### Task to carry out
Every entry that follows should be repeated exactly; drop the images.

### Stored rows
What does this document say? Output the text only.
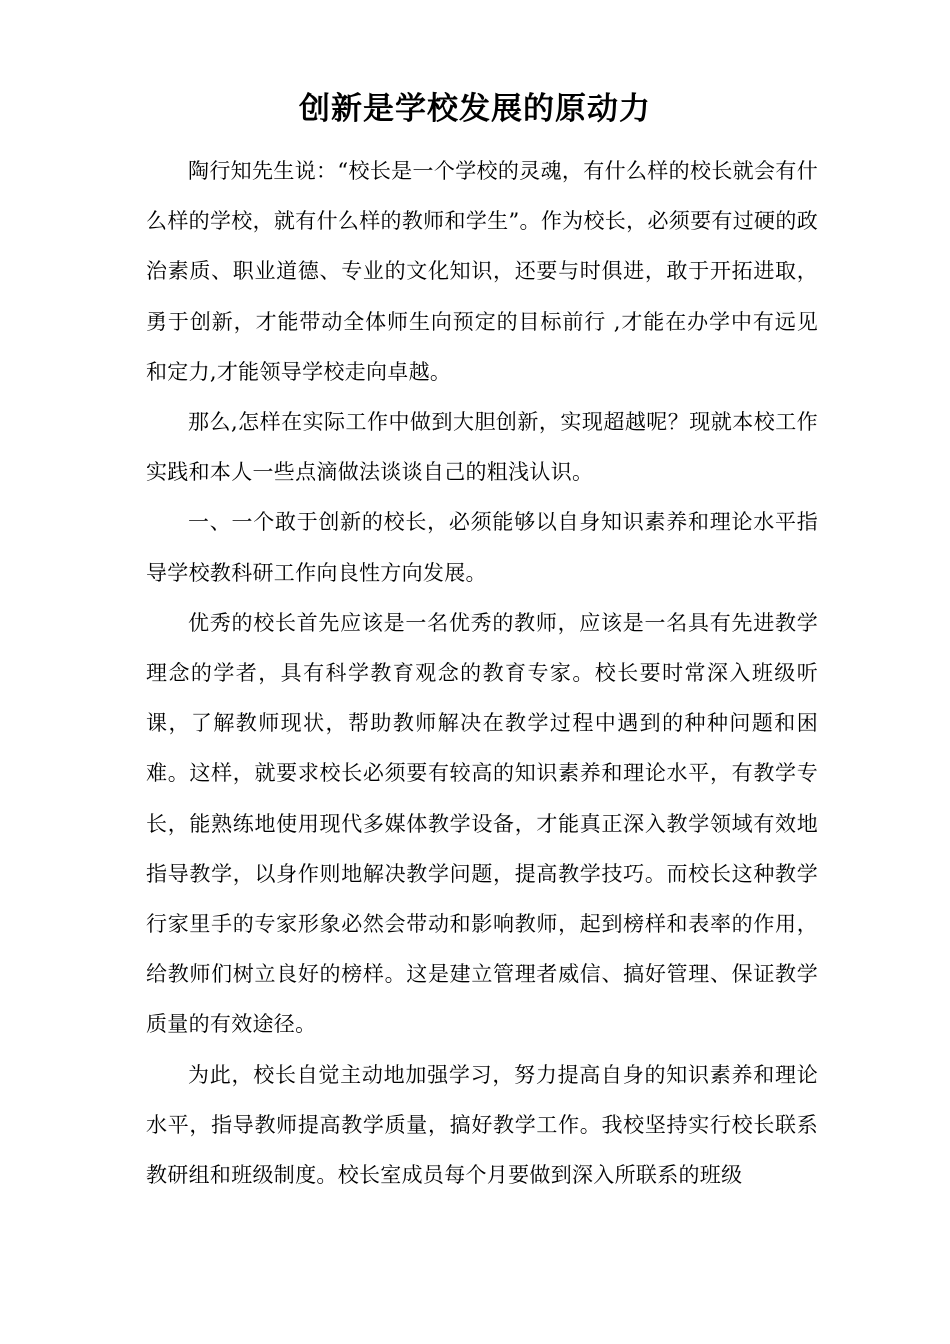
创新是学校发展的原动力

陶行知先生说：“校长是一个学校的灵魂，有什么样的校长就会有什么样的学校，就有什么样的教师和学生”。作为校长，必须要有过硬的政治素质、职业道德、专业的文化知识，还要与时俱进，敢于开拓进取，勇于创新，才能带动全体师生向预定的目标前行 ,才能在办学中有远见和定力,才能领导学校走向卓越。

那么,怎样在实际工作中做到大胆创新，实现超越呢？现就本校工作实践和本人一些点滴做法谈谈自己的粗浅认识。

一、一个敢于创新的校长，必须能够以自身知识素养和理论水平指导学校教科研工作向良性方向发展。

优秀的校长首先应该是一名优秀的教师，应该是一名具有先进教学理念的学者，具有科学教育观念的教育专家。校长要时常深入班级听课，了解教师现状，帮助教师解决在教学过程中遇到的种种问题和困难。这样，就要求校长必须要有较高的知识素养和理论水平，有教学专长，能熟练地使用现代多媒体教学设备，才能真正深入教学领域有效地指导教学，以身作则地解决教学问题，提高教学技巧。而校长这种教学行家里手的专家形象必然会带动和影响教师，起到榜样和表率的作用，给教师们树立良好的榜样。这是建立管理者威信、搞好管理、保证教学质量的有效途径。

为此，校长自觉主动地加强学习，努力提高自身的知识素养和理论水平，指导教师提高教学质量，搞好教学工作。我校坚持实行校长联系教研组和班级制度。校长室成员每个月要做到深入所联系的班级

### Finished task
What does this document say? Output the text only.
创新是学校发展的原动力

陶行知先生说：“校长是一个学校的灵魂，有什么样的校长就会有什么样的学校，就有什么样的教师和学生”。作为校长，必须要有过硬的政治素质、职业道德、专业的文化知识，还要与时俱进，敢于开拓进取，勇于创新，才能带动全体师生向预定的目标前行 ,才能在办学中有远见和定力,才能领导学校走向卓越。

那么,怎样在实际工作中做到大胆创新，实现超越呢？现就本校工作实践和本人一些点滴做法谈谈自己的粗浅认识。

一、一个敢于创新的校长，必须能够以自身知识素养和理论水平指导学校教科研工作向良性方向发展。

优秀的校长首先应该是一名优秀的教师，应该是一名具有先进教学理念的学者，具有科学教育观念的教育专家。校长要时常深入班级听课，了解教师现状，帮助教师解决在教学过程中遇到的种种问题和困难。这样，就要求校长必须要有较高的知识素养和理论水平，有教学专长，能熟练地使用现代多媒体教学设备，才能真正深入教学领域有效地指导教学，以身作则地解决教学问题，提高教学技巧。而校长这种教学行家里手的专家形象必然会带动和影响教师，起到榜样和表率的作用，给教师们树立良好的榜样。这是建立管理者威信、搞好管理、保证教学质量的有效途径。

为此，校长自觉主动地加强学习，努力提高自身的知识素养和理论水平，指导教师提高教学质量，搞好教学工作。我校坚持实行校长联系教研组和班级制度。校长室成员每个月要做到深入所联系的班级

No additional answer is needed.